-- start of Data shown --
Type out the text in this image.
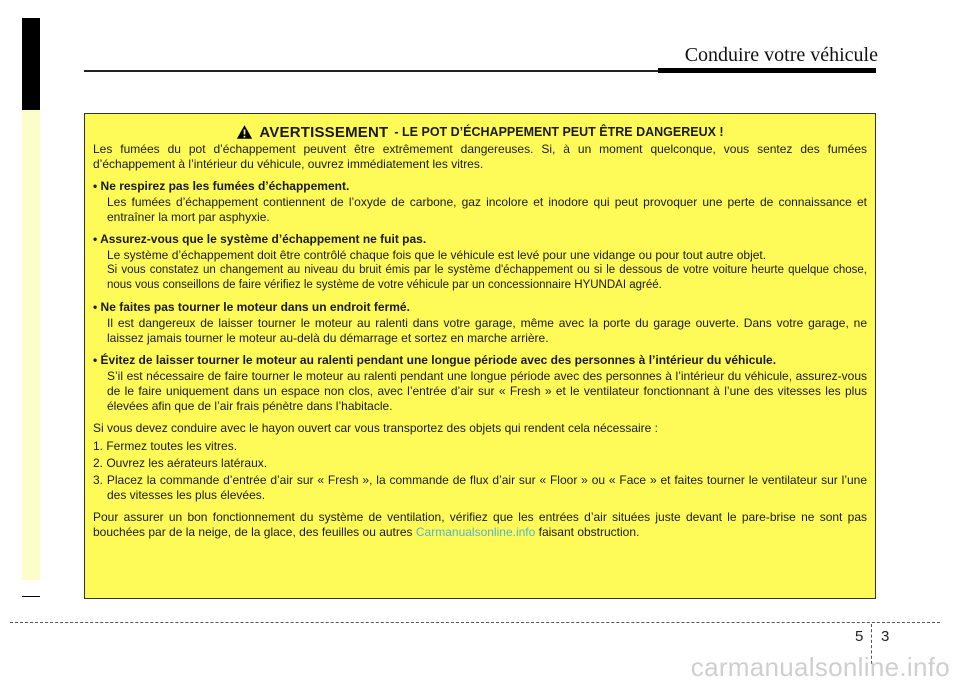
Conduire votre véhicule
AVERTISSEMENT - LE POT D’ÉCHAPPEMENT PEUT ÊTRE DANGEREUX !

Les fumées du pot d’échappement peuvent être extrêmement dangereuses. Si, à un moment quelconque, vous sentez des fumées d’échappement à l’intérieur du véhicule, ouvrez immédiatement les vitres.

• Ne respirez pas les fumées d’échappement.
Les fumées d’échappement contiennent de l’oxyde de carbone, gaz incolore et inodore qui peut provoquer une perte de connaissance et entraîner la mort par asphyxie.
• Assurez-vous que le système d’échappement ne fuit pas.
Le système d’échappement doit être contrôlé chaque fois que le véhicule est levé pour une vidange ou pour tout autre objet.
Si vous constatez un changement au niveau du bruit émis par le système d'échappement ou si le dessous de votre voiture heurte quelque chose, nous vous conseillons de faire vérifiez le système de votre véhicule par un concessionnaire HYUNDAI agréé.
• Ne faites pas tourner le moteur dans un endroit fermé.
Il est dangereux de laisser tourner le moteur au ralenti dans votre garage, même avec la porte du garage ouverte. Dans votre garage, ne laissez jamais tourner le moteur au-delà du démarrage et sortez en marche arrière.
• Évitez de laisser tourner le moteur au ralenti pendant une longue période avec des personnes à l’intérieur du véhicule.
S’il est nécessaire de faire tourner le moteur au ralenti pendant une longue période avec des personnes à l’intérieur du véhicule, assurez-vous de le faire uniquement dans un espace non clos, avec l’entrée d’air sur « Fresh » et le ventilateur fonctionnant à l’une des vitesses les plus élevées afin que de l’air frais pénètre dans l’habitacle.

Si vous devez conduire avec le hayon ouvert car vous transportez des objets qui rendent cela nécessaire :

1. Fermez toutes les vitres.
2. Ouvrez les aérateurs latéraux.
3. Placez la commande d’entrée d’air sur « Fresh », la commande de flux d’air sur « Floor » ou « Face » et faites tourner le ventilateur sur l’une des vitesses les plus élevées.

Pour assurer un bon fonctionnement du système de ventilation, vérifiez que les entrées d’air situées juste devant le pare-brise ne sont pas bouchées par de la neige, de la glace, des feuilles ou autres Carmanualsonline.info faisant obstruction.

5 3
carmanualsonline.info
-- end of Data shown --
-- start of Data shown --
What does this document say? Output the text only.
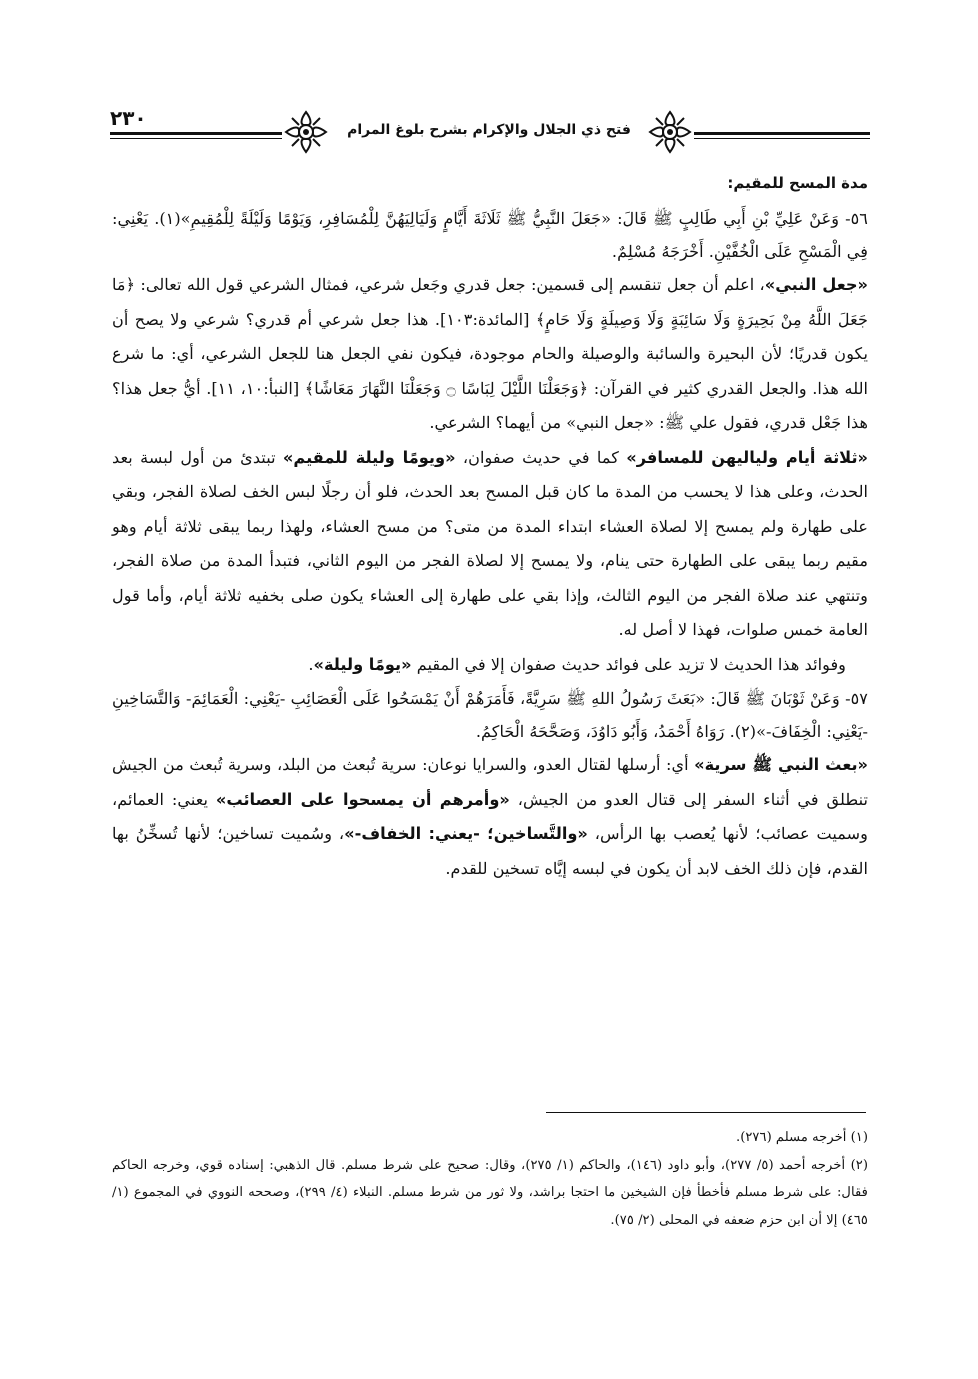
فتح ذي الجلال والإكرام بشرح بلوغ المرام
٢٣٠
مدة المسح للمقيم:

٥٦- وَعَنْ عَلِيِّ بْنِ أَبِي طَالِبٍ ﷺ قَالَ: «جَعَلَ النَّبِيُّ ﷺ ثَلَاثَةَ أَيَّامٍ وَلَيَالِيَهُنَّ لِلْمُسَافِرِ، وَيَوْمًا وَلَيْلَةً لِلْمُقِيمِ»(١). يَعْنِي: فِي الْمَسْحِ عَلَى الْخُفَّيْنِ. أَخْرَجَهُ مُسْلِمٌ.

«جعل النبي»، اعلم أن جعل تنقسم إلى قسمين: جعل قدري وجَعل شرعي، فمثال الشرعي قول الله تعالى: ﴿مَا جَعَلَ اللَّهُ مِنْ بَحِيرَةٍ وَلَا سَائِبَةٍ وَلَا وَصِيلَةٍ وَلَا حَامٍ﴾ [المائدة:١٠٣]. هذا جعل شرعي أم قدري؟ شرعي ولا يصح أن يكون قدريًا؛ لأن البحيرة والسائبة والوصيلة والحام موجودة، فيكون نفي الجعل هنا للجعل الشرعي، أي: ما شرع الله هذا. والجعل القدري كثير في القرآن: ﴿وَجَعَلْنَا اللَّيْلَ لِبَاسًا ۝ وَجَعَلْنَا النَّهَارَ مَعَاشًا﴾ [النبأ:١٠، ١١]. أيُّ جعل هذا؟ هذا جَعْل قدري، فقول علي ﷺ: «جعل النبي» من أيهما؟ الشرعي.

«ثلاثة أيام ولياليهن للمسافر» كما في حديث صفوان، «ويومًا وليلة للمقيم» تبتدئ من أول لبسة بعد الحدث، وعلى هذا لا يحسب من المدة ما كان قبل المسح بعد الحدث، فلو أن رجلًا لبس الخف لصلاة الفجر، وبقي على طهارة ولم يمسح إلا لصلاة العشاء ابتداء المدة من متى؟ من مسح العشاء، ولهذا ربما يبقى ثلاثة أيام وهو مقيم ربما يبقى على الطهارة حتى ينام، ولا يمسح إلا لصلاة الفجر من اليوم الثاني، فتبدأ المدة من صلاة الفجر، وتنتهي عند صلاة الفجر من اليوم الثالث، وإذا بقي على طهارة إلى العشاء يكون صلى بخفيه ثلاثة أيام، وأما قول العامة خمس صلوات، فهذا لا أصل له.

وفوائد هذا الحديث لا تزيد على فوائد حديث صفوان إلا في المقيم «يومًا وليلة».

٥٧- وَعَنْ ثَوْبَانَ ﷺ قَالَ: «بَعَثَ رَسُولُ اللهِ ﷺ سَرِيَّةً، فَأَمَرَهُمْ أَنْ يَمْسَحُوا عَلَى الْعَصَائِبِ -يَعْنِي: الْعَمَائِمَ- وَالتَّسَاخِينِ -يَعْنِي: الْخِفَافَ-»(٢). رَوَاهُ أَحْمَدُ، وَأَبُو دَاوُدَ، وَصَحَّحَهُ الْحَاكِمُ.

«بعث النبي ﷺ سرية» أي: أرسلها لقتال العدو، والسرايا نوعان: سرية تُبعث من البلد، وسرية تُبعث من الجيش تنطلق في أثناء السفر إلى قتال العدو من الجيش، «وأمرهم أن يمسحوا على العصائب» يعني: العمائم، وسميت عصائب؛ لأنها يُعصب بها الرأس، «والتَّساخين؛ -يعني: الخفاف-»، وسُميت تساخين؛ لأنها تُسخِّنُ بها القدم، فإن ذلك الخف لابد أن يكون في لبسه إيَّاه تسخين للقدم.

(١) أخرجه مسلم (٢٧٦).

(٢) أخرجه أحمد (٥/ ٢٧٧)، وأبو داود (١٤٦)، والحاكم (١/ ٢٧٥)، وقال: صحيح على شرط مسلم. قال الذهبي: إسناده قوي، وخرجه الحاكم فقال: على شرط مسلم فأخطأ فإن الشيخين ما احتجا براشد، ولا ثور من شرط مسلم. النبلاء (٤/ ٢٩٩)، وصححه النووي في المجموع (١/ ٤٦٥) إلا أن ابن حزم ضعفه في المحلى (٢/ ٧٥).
-- end of Data shown --
Direction:
From the data above, copy each line that has the string "أخرجه".

Task output:
(١) أخرجه مسلم (٢٧٦).
(٢) أخرجه أحمد (٥/ ٢٧٧)، وأبو داود (١٤٦)، والحاكم (١/ ٢٧٥)، وقال: صحيح على شرط مسلم. قال الذهبي: إسناده قوي، وخرجه الحاكم فقال: على شرط مسلم فأخطأ فإن الشيخين ما احتجا براشد، ولا ثور من شرط مسلم. النبلاء (٤/ ٢٩٩)، وصححه النووي في المجموع (١/ ٤٦٥) إلا أن ابن حزم ضعفه في المحلى (٢/ ٧٥).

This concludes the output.